Review the material and extract every line in which the word "pair" occurs.

-- BEGIN Data supplied --

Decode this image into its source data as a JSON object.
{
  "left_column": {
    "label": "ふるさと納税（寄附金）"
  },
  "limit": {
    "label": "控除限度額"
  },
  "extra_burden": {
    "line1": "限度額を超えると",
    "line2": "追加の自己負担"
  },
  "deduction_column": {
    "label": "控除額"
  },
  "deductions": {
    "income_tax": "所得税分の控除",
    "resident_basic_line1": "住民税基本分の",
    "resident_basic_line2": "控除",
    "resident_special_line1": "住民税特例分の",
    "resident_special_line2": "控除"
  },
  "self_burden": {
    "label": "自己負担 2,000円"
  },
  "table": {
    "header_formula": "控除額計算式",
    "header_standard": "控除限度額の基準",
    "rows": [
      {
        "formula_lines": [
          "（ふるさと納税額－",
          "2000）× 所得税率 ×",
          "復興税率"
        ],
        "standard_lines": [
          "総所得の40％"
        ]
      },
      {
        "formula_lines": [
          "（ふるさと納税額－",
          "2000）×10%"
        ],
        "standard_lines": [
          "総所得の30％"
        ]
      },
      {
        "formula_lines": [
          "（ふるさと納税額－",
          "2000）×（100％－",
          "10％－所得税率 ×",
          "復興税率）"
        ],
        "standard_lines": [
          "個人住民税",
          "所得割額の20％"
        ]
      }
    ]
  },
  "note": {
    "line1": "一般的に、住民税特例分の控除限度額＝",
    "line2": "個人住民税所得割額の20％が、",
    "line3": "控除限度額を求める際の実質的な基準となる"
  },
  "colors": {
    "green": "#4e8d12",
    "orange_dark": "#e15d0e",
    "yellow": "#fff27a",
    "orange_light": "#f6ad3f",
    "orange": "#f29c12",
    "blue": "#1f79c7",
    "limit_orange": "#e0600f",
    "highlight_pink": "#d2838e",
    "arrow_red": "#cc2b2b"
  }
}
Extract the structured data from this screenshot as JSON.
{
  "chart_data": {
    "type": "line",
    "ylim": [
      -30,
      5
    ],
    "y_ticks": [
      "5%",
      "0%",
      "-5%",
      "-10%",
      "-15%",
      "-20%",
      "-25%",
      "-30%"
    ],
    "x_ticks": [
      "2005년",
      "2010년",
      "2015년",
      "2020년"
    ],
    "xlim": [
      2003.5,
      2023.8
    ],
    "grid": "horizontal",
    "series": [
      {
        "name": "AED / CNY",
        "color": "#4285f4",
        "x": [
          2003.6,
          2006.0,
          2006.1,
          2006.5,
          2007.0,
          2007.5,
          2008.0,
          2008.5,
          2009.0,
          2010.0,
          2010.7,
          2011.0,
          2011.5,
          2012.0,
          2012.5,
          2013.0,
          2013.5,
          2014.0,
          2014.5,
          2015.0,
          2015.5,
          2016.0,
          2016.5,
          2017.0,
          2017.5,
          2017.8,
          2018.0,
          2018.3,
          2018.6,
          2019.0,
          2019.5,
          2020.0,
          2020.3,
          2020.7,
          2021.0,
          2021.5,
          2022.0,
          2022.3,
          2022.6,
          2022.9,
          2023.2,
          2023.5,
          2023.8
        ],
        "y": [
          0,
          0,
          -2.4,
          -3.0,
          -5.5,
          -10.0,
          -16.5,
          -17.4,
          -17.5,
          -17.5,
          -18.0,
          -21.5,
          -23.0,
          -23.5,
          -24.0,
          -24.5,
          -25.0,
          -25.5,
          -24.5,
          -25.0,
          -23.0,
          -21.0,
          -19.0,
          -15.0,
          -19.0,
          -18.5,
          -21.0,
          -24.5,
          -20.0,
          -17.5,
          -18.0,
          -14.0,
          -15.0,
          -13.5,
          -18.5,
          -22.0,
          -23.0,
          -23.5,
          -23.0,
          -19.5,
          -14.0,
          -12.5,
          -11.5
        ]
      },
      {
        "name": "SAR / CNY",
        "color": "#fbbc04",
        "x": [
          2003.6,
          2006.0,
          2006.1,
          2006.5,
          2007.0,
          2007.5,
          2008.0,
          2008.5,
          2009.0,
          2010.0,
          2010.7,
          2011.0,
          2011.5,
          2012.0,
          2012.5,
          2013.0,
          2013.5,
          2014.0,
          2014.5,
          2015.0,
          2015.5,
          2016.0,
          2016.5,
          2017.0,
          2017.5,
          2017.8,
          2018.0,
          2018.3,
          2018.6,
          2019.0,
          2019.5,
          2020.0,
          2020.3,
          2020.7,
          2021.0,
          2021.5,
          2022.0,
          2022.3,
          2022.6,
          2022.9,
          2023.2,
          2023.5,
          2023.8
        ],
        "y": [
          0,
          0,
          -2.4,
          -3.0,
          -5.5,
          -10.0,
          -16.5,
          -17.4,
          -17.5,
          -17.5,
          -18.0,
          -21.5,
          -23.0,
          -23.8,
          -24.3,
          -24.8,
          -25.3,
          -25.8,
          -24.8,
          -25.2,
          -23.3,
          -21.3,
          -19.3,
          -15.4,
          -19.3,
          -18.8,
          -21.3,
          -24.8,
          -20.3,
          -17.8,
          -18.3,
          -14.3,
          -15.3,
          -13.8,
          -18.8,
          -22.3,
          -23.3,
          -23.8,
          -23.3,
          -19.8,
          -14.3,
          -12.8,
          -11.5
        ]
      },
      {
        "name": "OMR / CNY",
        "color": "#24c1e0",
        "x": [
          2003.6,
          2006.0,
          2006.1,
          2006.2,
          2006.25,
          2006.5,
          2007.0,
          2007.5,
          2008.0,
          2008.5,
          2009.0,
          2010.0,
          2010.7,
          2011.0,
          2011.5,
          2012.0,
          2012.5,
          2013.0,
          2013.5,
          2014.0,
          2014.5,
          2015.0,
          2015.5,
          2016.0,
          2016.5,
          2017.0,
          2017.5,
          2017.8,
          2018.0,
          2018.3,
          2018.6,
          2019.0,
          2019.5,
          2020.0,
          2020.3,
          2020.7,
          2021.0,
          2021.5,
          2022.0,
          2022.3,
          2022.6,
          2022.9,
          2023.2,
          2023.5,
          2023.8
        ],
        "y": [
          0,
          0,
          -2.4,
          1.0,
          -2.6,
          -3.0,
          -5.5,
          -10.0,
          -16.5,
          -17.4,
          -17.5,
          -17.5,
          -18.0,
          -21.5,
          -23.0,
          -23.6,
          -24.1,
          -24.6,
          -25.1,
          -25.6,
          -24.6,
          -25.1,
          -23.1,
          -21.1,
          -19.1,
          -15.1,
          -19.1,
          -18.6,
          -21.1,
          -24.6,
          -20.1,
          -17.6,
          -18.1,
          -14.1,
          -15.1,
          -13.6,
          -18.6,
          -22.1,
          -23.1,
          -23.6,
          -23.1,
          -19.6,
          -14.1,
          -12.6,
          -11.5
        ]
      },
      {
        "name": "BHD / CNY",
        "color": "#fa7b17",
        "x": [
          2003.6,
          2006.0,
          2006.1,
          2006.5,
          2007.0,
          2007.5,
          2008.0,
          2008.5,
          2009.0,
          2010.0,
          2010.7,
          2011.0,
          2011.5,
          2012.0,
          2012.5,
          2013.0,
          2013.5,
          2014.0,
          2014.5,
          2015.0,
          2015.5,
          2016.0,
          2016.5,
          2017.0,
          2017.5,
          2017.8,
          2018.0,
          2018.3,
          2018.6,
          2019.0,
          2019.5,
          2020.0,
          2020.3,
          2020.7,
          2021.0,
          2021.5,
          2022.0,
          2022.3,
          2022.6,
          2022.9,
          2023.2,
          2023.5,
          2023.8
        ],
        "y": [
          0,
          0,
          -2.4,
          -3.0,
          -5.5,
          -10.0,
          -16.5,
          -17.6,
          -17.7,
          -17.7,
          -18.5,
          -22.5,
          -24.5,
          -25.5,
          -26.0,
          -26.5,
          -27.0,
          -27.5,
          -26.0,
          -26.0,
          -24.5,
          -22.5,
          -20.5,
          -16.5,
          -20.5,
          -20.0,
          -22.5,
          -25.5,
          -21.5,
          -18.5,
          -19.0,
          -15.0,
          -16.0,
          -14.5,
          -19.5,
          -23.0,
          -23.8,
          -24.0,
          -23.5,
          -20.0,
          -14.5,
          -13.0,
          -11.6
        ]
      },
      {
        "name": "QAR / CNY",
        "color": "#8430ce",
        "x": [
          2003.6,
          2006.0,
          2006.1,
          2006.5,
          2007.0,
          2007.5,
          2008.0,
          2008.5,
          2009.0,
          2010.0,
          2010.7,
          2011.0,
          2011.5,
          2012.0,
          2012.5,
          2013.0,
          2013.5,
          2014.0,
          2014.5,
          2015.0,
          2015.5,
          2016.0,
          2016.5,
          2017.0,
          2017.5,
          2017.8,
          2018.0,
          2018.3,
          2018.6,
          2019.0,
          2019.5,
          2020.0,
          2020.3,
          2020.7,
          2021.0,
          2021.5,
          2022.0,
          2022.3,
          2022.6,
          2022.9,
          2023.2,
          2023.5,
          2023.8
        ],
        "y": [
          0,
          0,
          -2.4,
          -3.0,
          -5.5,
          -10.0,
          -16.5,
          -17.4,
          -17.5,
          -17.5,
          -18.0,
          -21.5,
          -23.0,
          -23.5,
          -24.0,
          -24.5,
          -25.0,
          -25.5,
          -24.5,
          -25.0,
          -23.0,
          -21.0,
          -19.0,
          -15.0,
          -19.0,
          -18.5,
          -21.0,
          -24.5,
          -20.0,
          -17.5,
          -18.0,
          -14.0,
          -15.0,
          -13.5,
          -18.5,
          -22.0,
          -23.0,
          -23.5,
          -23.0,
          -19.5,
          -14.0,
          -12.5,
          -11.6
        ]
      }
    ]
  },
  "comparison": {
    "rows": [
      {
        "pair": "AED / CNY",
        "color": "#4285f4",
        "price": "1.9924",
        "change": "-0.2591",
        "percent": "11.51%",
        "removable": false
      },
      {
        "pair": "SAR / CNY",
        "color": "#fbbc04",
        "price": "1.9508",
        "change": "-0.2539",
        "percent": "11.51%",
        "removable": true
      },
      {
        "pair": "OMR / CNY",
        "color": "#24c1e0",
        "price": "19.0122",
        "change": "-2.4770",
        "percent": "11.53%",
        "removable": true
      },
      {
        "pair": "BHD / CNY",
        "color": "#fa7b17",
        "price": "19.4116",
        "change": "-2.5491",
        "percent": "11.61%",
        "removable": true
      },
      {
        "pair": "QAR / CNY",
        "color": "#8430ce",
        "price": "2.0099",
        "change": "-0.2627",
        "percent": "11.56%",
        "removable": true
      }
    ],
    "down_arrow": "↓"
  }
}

-- END Data supplied --

Task answer —
        "pair": "AED / CNY",
        "pair": "SAR / CNY",
        "pair": "OMR / CNY",
        "pair": "BHD / CNY",
        "pair": "QAR / CNY",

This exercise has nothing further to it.